-- Start of Material provided --

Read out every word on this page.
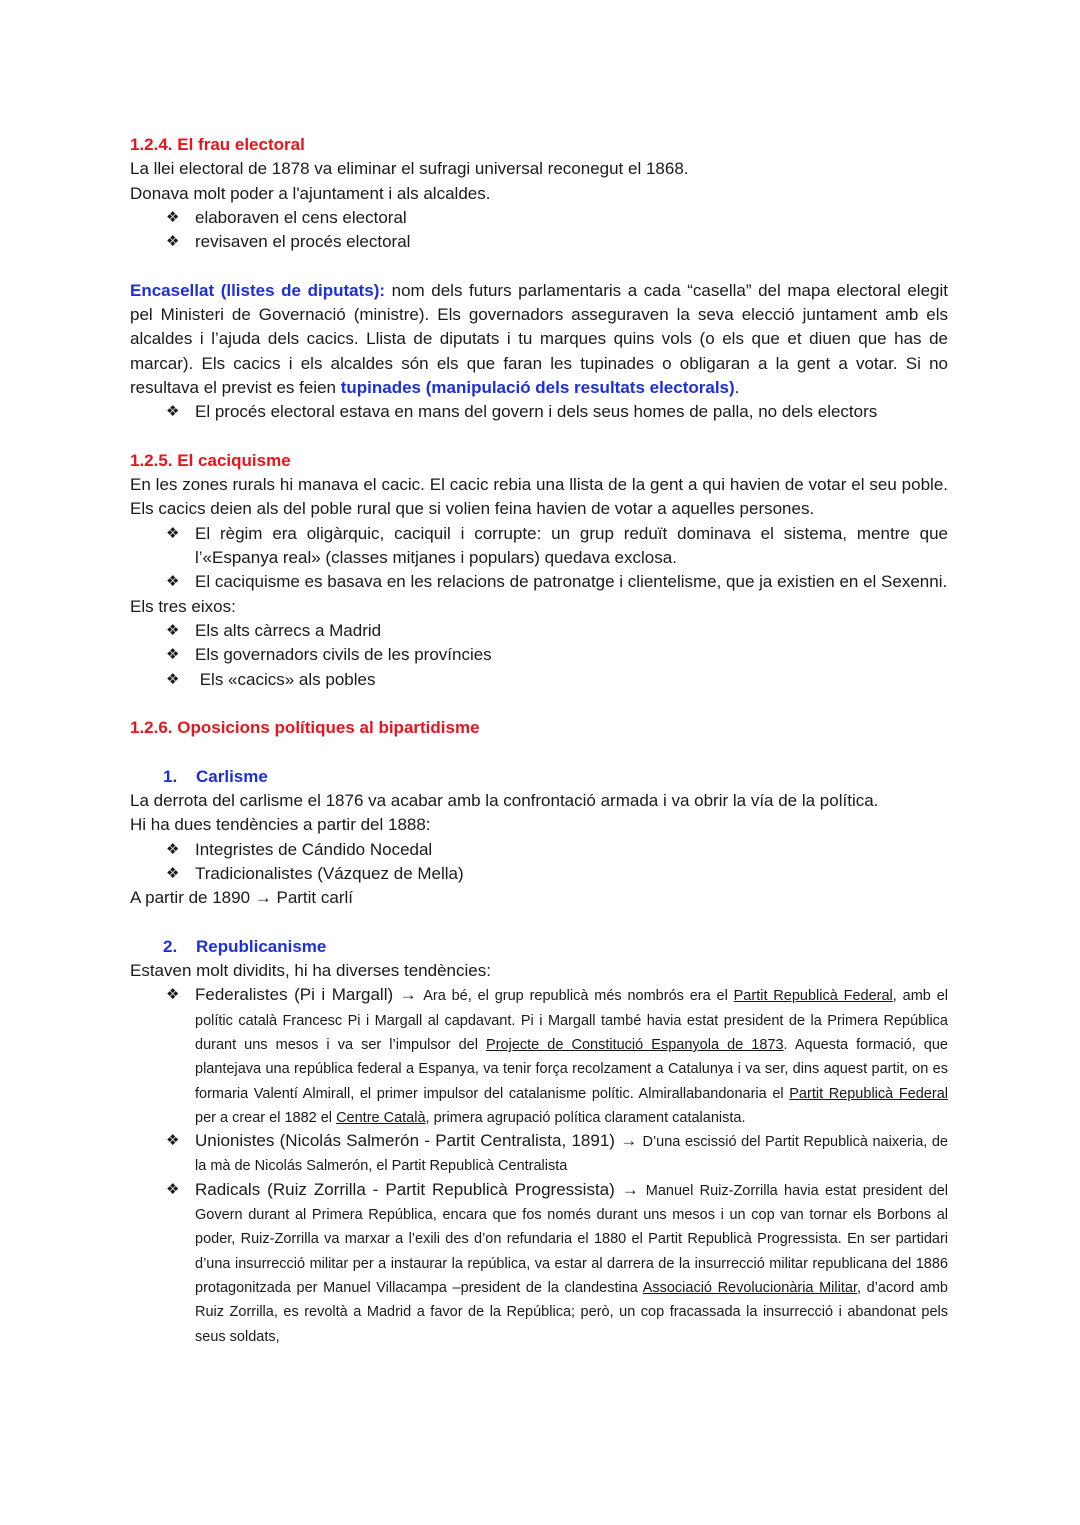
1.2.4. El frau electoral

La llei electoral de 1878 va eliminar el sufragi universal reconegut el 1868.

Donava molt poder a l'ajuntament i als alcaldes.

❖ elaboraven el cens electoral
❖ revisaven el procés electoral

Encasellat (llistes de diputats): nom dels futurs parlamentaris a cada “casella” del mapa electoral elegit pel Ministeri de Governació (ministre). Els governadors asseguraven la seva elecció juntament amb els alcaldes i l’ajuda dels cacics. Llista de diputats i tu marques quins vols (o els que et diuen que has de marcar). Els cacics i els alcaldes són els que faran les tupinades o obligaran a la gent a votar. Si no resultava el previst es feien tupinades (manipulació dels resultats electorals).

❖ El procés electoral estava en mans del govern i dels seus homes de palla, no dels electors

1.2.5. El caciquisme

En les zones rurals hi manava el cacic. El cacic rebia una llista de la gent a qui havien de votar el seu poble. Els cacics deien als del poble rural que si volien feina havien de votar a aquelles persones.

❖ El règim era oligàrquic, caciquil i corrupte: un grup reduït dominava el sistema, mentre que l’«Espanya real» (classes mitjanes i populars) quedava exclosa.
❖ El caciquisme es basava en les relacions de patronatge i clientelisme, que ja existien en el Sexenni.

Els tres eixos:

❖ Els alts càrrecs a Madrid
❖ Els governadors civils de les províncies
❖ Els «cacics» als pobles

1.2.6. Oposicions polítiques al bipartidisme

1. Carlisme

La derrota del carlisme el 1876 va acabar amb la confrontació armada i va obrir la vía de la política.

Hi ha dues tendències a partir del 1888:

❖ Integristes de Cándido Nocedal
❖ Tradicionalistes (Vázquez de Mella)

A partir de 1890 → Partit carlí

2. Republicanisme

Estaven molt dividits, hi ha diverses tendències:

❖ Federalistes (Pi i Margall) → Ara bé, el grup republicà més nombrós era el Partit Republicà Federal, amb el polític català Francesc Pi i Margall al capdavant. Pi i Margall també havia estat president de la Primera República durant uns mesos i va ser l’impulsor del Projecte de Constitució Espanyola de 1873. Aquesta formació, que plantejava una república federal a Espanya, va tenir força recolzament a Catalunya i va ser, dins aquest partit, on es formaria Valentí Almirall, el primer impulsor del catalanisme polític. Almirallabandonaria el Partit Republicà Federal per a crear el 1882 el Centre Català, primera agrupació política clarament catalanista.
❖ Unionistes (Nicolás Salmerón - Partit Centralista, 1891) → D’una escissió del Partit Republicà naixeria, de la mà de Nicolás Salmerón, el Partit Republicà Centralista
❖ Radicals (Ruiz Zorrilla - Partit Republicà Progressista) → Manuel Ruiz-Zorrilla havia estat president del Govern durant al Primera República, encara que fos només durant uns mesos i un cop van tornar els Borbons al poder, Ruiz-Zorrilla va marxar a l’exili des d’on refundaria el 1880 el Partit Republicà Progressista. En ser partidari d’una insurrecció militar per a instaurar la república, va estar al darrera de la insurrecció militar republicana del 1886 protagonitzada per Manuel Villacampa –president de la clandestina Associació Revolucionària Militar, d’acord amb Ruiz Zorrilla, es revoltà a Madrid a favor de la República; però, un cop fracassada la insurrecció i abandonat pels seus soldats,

-- End of Material provided --

▸ **Task to carry out**:
Exactly reproduce each record, leaving out any pictures.

▸ **Response to the task**:
Read out every word on this page.
1.2.4. El frau electoral

La llei electoral de 1878 va eliminar el sufragi universal reconegut el 1868.

Donava molt poder a l'ajuntament i als alcaldes.

❖ elaboraven el cens electoral
❖ revisaven el procés electoral

Encasellat (llistes de diputats): nom dels futurs parlamentaris a cada “casella” del mapa electoral elegit pel Ministeri de Governació (ministre). Els governadors asseguraven la seva elecció juntament amb els alcaldes i l’ajuda dels cacics. Llista de diputats i tu marques quins vols (o els que et diuen que has de marcar). Els cacics i els alcaldes són els que faran les tupinades o obligaran a la gent a votar. Si no resultava el previst es feien tupinades (manipulació dels resultats electorals).

❖ El procés electoral estava en mans del govern i dels seus homes de palla, no dels electors

1.2.5. El caciquisme

En les zones rurals hi manava el cacic. El cacic rebia una llista de la gent a qui havien de votar el seu poble. Els cacics deien als del poble rural que si volien feina havien de votar a aquelles persones.

❖ El règim era oligàrquic, caciquil i corrupte: un grup reduït dominava el sistema, mentre que l’«Espanya real» (classes mitjanes i populars) quedava exclosa.
❖ El caciquisme es basava en les relacions de patronatge i clientelisme, que ja existien en el Sexenni.

Els tres eixos:

❖ Els alts càrrecs a Madrid
❖ Els governadors civils de les províncies
❖ Els «cacics» als pobles

1.2.6. Oposicions polítiques al bipartidisme

1. Carlisme

La derrota del carlisme el 1876 va acabar amb la confrontació armada i va obrir la vía de la política.

Hi ha dues tendències a partir del 1888:

❖ Integristes de Cándido Nocedal
❖ Tradicionalistes (Vázquez de Mella)

A partir de 1890 → Partit carlí

2. Republicanisme

Estaven molt dividits, hi ha diverses tendències:

❖ Federalistes (Pi i Margall) → Ara bé, el grup republicà més nombrós era el Partit Republicà Federal, amb el polític català Francesc Pi i Margall al capdavant. Pi i Margall també havia estat president de la Primera República durant uns mesos i va ser l’impulsor del Projecte de Constitució Espanyola de 1873. Aquesta formació, que plantejava una república federal a Espanya, va tenir força recolzament a Catalunya i va ser, dins aquest partit, on es formaria Valentí Almirall, el primer impulsor del catalanisme polític. Almirallabandonaria el Partit Republicà Federal per a crear el 1882 el Centre Català, primera agrupació política clarament catalanista.
❖ Unionistes (Nicolás Salmerón - Partit Centralista, 1891) → D’una escissió del Partit Republicà naixeria, de la mà de Nicolás Salmerón, el Partit Republicà Centralista
❖ Radicals (Ruiz Zorrilla - Partit Republicà Progressista) → Manuel Ruiz-Zorrilla havia estat president del Govern durant al Primera República, encara que fos només durant uns mesos i un cop van tornar els Borbons al poder, Ruiz-Zorrilla va marxar a l’exili des d’on refundaria el 1880 el Partit Republicà Progressista. En ser partidari d’una insurrecció militar per a instaurar la república, va estar al darrera de la insurrecció militar republicana del 1886 protagonitzada per Manuel Villacampa –president de la clandestina Associació Revolucionària Militar, d’acord amb Ruiz Zorrilla, es revoltà a Madrid a favor de la República; però, un cop fracassada la insurrecció i abandonat pels seus soldats,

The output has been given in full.